## PASSAGE GIVEN
Hannoverscher Sportverein von 1896, commonly referred to as Hannover 96 (), Hannover or simply 96, is a German professional football club based in the city of Hanover, Lower Saxony. They played in the Bundesliga for a total of 30 years between 1964 and 2019 and currently play in the 2. Bundesliga, the second tier in the German football league system, having been relegated from the Bundesliga, Germany's first tier, after finishing 17th in the 2018–19 season.

Hannover 96 was founded in 1896. Hannover have won two German championships and one DFB-Pokal. Hannover's stadium is the HDI-Arena. Hannover 96 has a long-standing rivalry with Eintracht Braunschweig.

History

Foundation to WWII
The club was founded on 12 April 1896 as Hannoverscher Fußball-Club 1896, upon the suggestion of Ferdinand-Wilhelm Fricke, founder of the Deutscher FV 1878 Hannover. Their initial enthusiasm was for athletics and rugby; football did not become their primary interest until 1899. Most of the membership of Germania 1902 Hannover became part of 96 in 1902, while others of the club formed Hannoverscher Ballspielverein. In 1913, they merged with Ballverein 1898 Hannovera (formed in the 1905 merger of Fußballverein Hannovera, 1898 Hannover, and Hannoverscher BV) to become Hannoverscher Sportverein 1896. Hannoverscher FC's colours were black-white-green, but they played in blue, while BV played in red. The newly united team kept black-white-green as the club colours, but they chose to take to the field in red, giving the team the nickname Die Roten ("The Reds"). The team's third jersey is in the club's official colours. The club made regular appearances in the national playoffs through the early 1900s, but was unable to progress past Eintracht Braunschweig, planting the seeds of a rivalry that has survived to this day. HSV continued to field strong sides and make national level appearances on into the 1920s. During Nazi rule, German football was re-organized into 16 top-flight leagues in 1933 and Hannover became part of the Gauliga Niedersachsen. They appeared in the country's final rounds in 1935 and sent representatives to the national side the next year. They won their first national championship in 1938 in what was one of the biggest upsets in German football history when they beat Schalke 04, the most dominant side in the country in the era. The two sides played to a 3–3 draw before Hannover prevailed 4–3 in a tension-filled re-match. In 1942, the team moved to the newly formed Gauliga Braunschweig-Südhannover.

## THINGS TO DO
**a)** Reproduce the part of the Hannover 96 passage starting with "Hannoverscher Sportverein von" and going on through "the 2018–19 season.".
**b)** For each statement, answer yes or no according to the Hannover 96 passage, and quote the words that decide it: (i) Football became the club's main interest in 1899. (ii) Ballverein played in blue. (iii) The club won its first national championship in 1938 by beating Schalke 04.
The listing after the Hannover 96 passage is not needed for any task.

## RECORDED INFORMATION
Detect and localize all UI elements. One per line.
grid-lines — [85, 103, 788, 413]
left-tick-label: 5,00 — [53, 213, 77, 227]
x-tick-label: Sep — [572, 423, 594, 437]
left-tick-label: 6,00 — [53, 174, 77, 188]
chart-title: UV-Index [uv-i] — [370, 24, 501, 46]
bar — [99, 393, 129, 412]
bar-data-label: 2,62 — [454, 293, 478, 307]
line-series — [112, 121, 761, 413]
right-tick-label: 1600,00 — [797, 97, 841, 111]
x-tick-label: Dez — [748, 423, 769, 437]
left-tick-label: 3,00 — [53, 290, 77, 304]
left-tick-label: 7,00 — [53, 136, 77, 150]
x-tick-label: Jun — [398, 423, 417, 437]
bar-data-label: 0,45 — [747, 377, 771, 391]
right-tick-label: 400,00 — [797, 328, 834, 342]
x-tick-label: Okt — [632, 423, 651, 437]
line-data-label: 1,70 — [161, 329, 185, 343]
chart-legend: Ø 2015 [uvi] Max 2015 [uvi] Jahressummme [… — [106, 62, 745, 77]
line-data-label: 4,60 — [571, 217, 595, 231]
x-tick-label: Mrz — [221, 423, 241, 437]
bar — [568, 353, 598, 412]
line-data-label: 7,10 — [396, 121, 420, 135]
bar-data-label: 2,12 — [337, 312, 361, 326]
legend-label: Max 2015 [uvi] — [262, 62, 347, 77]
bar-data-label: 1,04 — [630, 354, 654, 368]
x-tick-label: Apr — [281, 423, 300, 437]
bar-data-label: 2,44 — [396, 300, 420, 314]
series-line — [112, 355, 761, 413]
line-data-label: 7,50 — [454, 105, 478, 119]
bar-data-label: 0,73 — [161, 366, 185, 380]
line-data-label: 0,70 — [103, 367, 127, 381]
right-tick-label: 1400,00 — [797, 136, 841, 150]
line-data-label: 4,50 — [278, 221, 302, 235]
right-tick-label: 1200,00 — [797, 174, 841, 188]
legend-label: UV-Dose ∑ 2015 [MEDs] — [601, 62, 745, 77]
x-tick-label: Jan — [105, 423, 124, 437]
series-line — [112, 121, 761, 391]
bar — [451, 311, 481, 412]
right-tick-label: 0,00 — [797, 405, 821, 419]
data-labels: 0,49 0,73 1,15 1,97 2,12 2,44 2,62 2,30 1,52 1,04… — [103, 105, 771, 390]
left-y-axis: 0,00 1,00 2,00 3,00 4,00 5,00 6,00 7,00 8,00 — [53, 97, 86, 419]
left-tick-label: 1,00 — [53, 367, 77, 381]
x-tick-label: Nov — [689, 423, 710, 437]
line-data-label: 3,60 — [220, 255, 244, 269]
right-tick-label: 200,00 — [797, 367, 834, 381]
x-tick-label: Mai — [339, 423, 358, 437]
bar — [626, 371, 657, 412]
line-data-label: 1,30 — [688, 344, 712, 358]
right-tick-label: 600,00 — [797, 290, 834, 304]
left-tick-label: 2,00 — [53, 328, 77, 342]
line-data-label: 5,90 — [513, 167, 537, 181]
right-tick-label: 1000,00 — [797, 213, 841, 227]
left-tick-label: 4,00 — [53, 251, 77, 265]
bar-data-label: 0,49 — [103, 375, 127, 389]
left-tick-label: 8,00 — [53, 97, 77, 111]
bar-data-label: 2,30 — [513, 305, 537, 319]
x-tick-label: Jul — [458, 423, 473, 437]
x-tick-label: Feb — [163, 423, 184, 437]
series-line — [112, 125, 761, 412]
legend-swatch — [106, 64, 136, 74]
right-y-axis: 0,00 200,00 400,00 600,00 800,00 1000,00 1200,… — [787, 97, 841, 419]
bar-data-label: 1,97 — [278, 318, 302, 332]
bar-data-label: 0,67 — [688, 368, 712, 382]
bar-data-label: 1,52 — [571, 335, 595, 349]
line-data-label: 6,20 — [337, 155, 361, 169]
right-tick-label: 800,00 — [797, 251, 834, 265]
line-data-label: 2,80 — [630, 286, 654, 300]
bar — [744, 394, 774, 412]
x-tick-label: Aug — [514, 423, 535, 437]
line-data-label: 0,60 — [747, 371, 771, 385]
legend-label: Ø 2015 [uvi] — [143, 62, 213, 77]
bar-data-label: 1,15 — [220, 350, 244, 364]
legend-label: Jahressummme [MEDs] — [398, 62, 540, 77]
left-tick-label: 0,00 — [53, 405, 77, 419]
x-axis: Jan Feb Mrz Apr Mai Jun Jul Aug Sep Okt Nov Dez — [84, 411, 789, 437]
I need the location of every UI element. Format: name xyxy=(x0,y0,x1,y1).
==
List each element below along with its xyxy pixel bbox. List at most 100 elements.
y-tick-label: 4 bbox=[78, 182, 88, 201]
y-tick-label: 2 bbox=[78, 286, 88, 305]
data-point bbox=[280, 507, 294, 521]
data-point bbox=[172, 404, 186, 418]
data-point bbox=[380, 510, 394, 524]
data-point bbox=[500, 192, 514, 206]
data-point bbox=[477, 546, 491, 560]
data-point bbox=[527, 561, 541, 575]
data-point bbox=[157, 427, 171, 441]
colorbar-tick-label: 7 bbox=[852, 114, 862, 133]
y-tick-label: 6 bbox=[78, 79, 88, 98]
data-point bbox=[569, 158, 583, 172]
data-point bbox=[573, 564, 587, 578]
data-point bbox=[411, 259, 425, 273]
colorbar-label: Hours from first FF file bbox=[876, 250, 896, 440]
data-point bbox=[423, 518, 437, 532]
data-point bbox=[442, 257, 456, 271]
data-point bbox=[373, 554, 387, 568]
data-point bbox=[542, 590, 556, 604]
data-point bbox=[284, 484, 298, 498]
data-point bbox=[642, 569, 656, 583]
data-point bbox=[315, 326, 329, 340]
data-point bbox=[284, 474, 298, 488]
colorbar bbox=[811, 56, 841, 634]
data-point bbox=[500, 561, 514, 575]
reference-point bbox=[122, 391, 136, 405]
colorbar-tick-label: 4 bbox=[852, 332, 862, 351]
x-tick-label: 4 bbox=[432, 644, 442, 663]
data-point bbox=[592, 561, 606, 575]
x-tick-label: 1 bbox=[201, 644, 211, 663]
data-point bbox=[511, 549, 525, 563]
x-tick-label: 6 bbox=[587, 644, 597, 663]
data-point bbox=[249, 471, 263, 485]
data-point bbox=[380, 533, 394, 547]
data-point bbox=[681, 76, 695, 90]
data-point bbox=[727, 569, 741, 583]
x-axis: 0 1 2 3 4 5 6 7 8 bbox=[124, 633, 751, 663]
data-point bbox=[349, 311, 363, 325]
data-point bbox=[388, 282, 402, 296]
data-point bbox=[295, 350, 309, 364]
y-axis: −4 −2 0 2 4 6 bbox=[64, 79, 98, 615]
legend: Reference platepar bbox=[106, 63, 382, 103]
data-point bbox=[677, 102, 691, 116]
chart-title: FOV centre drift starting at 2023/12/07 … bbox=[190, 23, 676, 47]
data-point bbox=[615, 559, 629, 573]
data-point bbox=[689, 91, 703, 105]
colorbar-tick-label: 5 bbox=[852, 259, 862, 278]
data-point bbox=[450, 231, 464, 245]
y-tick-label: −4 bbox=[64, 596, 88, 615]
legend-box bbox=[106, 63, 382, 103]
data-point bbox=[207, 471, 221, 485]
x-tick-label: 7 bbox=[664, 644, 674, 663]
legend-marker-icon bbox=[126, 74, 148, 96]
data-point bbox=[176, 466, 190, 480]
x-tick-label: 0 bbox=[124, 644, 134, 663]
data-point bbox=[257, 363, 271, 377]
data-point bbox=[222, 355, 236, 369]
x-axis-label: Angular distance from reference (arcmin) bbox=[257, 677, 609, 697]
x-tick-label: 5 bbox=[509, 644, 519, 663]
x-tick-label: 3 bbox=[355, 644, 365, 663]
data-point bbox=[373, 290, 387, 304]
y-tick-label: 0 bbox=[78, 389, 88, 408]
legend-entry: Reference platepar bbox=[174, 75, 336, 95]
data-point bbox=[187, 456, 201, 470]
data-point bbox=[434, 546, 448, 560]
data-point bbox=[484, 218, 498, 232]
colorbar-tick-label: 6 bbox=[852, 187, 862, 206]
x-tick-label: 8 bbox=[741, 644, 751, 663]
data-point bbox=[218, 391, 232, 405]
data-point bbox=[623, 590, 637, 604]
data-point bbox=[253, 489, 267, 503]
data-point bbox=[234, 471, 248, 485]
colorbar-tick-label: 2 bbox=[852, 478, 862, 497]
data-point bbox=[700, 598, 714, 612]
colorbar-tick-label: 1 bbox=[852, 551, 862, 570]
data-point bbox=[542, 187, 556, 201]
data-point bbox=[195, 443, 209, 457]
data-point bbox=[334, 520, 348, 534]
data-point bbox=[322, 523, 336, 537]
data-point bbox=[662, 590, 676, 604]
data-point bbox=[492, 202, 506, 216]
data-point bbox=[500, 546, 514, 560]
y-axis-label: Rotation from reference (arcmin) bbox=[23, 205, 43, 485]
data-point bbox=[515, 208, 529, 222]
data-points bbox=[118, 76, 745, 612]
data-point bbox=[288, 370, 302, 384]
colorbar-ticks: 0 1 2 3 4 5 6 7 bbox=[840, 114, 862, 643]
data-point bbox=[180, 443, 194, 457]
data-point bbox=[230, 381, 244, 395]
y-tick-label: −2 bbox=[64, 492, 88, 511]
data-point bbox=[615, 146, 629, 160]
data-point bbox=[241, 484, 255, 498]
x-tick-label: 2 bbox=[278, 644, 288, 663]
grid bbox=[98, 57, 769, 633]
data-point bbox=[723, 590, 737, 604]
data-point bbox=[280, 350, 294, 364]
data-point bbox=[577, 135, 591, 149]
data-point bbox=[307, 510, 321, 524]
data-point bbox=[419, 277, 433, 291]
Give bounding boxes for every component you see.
==
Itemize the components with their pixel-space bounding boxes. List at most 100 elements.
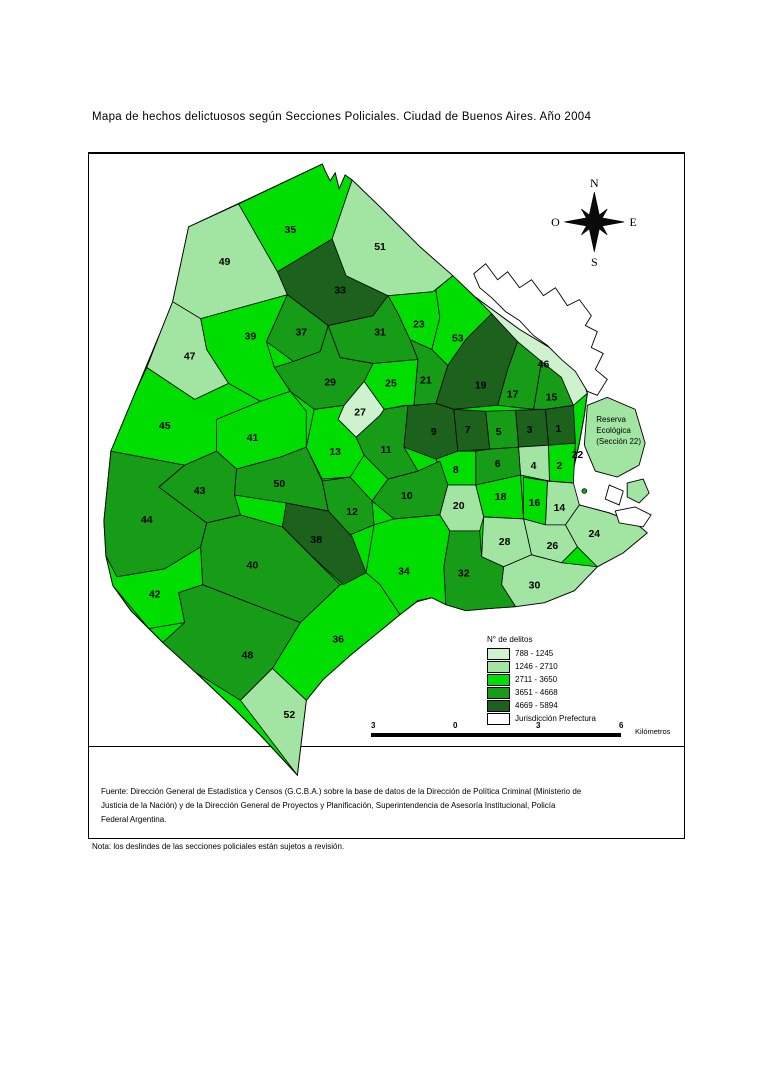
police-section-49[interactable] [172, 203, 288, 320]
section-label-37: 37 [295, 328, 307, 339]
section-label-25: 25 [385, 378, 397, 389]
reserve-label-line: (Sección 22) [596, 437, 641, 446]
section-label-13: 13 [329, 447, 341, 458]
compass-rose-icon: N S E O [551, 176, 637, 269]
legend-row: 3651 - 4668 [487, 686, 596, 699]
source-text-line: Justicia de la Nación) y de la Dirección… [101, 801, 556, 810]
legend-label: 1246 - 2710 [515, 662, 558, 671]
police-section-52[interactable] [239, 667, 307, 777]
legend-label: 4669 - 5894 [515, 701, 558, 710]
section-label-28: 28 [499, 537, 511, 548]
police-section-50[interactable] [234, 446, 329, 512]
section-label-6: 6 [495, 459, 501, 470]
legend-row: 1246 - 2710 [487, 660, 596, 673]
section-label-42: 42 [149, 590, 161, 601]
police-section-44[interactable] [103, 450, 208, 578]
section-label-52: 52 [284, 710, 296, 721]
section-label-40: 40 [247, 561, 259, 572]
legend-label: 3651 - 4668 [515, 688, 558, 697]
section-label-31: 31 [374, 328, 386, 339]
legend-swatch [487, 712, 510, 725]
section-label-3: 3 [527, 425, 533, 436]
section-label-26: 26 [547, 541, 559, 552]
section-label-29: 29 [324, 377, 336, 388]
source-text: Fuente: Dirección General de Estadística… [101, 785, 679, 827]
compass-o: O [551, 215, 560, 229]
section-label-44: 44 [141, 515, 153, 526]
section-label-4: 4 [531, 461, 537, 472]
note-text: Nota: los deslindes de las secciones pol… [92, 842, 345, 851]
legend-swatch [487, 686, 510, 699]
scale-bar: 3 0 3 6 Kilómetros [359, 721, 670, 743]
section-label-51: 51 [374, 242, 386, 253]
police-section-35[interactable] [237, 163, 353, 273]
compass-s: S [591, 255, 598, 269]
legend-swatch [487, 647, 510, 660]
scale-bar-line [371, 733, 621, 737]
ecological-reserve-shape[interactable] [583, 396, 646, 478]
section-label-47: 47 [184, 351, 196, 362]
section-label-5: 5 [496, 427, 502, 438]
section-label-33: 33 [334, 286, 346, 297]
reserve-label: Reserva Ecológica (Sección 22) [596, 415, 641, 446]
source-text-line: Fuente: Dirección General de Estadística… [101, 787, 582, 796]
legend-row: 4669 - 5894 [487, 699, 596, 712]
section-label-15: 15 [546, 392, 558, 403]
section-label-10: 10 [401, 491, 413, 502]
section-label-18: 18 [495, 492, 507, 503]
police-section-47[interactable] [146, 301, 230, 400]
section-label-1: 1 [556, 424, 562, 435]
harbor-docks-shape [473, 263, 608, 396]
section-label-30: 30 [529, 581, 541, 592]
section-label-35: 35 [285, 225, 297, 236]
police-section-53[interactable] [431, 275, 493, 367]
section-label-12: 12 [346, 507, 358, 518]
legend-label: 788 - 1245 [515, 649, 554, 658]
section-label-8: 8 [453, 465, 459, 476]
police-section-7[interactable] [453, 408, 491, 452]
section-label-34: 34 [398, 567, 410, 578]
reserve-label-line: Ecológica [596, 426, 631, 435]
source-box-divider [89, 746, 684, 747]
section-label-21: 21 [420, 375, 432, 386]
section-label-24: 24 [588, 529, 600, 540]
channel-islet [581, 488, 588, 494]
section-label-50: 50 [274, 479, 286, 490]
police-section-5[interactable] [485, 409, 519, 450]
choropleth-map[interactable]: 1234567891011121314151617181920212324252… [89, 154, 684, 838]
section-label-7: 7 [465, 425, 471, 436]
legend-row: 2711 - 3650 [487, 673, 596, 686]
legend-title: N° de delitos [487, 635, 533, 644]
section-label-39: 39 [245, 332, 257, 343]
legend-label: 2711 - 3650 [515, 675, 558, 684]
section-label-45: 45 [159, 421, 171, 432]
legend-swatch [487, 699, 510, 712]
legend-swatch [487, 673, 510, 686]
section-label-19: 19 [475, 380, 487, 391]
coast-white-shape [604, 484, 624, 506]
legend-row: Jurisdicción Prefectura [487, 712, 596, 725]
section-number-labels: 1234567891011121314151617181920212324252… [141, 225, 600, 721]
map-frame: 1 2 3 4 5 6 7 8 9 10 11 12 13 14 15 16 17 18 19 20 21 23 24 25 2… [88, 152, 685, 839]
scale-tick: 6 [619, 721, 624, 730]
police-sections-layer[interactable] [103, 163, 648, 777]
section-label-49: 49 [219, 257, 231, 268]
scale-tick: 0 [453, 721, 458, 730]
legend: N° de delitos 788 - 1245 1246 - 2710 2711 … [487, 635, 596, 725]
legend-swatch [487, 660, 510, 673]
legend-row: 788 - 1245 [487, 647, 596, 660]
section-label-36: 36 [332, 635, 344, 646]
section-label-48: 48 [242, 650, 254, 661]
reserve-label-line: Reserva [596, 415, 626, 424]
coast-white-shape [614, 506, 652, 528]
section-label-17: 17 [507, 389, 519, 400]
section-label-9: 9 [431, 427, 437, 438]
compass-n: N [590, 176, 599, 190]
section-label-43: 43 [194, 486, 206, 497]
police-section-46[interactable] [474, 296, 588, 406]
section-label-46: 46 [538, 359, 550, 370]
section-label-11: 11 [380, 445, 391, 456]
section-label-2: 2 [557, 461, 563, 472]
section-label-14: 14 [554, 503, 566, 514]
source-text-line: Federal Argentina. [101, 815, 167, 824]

## ANSWER SET
**a)**
Hannoverscher Sportverein von 1896, commonly referred to as Hannover 96 (), Hannover or simply 96, is a German professional football club based in the city of Hanover, Lower Saxony. They played in the Bundesliga for a total of 30 years between 1964 and 2019 and currently play in the 2. Bundesliga, the second tier in the German football league system, having been relegated from the Bundesliga, Germany's first tier, after finishing 17th in the 2018–19 season.

**b)**
(i) Yes: "football did not become their primary interest until 1899"
(ii) No: "while BV played in red"
(iii) Yes: "They won their first national championship in 1938 in what was one of the biggest upsets in German football history when they beat Schalke 04"